- _INFORMATION SUPPLIED_:
########

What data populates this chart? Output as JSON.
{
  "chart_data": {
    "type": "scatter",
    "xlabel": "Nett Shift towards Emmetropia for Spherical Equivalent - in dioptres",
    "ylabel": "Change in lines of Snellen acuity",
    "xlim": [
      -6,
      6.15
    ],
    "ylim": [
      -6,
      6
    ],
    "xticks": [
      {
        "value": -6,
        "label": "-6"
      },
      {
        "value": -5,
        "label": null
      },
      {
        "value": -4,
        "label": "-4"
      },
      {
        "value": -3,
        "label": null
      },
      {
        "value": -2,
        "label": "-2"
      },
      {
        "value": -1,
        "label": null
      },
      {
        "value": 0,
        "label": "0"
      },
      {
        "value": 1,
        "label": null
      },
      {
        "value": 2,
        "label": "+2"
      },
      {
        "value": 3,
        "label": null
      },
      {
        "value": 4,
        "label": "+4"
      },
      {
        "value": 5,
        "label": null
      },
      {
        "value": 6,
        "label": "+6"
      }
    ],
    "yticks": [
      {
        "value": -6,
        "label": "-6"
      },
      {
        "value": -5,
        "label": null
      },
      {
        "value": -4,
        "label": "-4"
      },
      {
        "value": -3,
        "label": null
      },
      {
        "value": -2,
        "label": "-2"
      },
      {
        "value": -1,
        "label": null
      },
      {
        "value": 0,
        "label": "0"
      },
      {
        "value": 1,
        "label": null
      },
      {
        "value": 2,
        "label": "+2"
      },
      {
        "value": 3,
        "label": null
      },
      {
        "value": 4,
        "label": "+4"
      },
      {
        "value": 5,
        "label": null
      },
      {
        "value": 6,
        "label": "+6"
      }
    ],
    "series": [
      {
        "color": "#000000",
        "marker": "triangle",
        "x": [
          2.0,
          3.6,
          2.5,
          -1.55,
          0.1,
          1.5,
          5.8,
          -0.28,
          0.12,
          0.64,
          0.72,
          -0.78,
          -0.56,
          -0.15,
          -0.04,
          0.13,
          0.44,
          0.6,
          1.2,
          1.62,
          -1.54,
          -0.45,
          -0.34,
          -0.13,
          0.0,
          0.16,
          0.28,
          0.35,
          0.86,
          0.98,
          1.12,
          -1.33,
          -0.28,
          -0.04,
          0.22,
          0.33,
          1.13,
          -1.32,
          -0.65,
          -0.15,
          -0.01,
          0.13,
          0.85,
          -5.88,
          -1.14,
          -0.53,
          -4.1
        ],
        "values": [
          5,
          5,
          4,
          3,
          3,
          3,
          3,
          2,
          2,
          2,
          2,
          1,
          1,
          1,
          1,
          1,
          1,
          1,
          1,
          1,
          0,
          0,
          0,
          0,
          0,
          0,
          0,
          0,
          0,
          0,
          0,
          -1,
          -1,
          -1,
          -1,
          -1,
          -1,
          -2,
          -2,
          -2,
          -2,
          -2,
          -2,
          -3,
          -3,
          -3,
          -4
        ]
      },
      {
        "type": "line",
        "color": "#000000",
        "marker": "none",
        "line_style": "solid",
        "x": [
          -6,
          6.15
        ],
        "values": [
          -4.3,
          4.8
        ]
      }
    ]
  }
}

########

Copy the material above back out, exactly as written.

What data populates this chart? Output as JSON.
{
  "chart_data": {
    "type": "scatter",
    "xlabel": "Nett Shift towards Emmetropia for Spherical Equivalent - in dioptres",
    "ylabel": "Change in lines of Snellen acuity",
    "xlim": [
      -6,
      6.15
    ],
    "ylim": [
      -6,
      6
    ],
    "xticks": [
      {
        "value": -6,
        "label": "-6"
      },
      {
        "value": -5,
        "label": null
      },
      {
        "value": -4,
        "label": "-4"
      },
      {
        "value": -3,
        "label": null
      },
      {
        "value": -2,
        "label": "-2"
      },
      {
        "value": -1,
        "label": null
      },
      {
        "value": 0,
        "label": "0"
      },
      {
        "value": 1,
        "label": null
      },
      {
        "value": 2,
        "label": "+2"
      },
      {
        "value": 3,
        "label": null
      },
      {
        "value": 4,
        "label": "+4"
      },
      {
        "value": 5,
        "label": null
      },
      {
        "value": 6,
        "label": "+6"
      }
    ],
    "yticks": [
      {
        "value": -6,
        "label": "-6"
      },
      {
        "value": -5,
        "label": null
      },
      {
        "value": -4,
        "label": "-4"
      },
      {
        "value": -3,
        "label": null
      },
      {
        "value": -2,
        "label": "-2"
      },
      {
        "value": -1,
        "label": null
      },
      {
        "value": 0,
        "label": "0"
      },
      {
        "value": 1,
        "label": null
      },
      {
        "value": 2,
        "label": "+2"
      },
      {
        "value": 3,
        "label": null
      },
      {
        "value": 4,
        "label": "+4"
      },
      {
        "value": 5,
        "label": null
      },
      {
        "value": 6,
        "label": "+6"
      }
    ],
    "series": [
      {
        "color": "#000000",
        "marker": "triangle",
        "x": [
          2.0,
          3.6,
          2.5,
          -1.55,
          0.1,
          1.5,
          5.8,
          -0.28,
          0.12,
          0.64,
          0.72,
          -0.78,
          -0.56,
          -0.15,
          -0.04,
          0.13,
          0.44,
          0.6,
          1.2,
          1.62,
          -1.54,
          -0.45,
          -0.34,
          -0.13,
          0.0,
          0.16,
          0.28,
          0.35,
          0.86,
          0.98,
          1.12,
          -1.33,
          -0.28,
          -0.04,
          0.22,
          0.33,
          1.13,
          -1.32,
          -0.65,
          -0.15,
          -0.01,
          0.13,
          0.85,
          -5.88,
          -1.14,
          -0.53,
          -4.1
        ],
        "values": [
          5,
          5,
          4,
          3,
          3,
          3,
          3,
          2,
          2,
          2,
          2,
          1,
          1,
          1,
          1,
          1,
          1,
          1,
          1,
          1,
          0,
          0,
          0,
          0,
          0,
          0,
          0,
          0,
          0,
          0,
          0,
          -1,
          -1,
          -1,
          -1,
          -1,
          -1,
          -2,
          -2,
          -2,
          -2,
          -2,
          -2,
          -3,
          -3,
          -3,
          -4
        ]
      },
      {
        "type": "line",
        "color": "#000000",
        "marker": "none",
        "line_style": "solid",
        "x": [
          -6,
          6.15
        ],
        "values": [
          -4.3,
          4.8
        ]
      }
    ]
  }
}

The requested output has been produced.